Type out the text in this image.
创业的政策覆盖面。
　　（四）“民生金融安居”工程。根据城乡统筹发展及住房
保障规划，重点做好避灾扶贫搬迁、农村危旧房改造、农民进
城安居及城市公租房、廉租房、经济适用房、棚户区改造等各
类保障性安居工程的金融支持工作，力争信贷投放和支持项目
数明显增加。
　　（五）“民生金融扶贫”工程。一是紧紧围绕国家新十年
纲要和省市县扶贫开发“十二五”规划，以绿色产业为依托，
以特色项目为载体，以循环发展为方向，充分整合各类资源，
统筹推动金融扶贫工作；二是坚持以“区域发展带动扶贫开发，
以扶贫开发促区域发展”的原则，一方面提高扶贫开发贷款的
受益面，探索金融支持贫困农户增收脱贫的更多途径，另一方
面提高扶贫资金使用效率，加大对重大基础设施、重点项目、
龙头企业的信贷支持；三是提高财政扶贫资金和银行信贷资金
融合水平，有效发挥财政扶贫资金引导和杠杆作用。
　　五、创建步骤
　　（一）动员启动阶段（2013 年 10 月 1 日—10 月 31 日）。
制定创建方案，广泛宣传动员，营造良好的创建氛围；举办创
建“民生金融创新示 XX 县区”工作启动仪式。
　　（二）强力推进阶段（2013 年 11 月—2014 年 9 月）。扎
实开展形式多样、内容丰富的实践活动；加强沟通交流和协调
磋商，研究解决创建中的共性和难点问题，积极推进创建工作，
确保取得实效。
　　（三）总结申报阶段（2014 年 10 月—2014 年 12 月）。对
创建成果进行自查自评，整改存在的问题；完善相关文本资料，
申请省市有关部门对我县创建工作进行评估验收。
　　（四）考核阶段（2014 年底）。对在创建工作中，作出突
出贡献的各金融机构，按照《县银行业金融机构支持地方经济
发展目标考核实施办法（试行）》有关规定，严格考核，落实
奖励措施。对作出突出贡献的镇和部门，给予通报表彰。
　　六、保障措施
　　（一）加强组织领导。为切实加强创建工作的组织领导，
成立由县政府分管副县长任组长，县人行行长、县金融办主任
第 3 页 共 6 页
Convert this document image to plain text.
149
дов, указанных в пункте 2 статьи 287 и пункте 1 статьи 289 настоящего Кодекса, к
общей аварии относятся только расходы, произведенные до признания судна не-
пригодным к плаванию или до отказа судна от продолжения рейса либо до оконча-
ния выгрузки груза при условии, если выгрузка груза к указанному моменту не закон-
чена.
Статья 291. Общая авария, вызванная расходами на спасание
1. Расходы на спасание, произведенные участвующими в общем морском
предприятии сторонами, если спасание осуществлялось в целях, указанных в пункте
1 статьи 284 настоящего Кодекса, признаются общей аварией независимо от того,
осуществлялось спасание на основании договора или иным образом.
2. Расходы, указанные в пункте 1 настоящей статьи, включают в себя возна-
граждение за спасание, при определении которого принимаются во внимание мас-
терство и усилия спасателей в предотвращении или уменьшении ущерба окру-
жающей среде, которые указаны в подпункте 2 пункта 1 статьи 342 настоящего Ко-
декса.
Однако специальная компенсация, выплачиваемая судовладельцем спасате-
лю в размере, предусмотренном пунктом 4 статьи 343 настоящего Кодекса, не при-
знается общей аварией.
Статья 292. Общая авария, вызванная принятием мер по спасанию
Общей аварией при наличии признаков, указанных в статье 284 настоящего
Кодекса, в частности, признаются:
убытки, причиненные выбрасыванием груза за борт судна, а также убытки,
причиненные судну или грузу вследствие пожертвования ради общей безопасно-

________________

> [What is required]: Out of the material above, gather each line where "Общая" appears.

> [Solution for this problem]:
Статья 291. Общая авария, вызванная расходами на спасание
Статья 292. Общая авария, вызванная принятием мер по спасанию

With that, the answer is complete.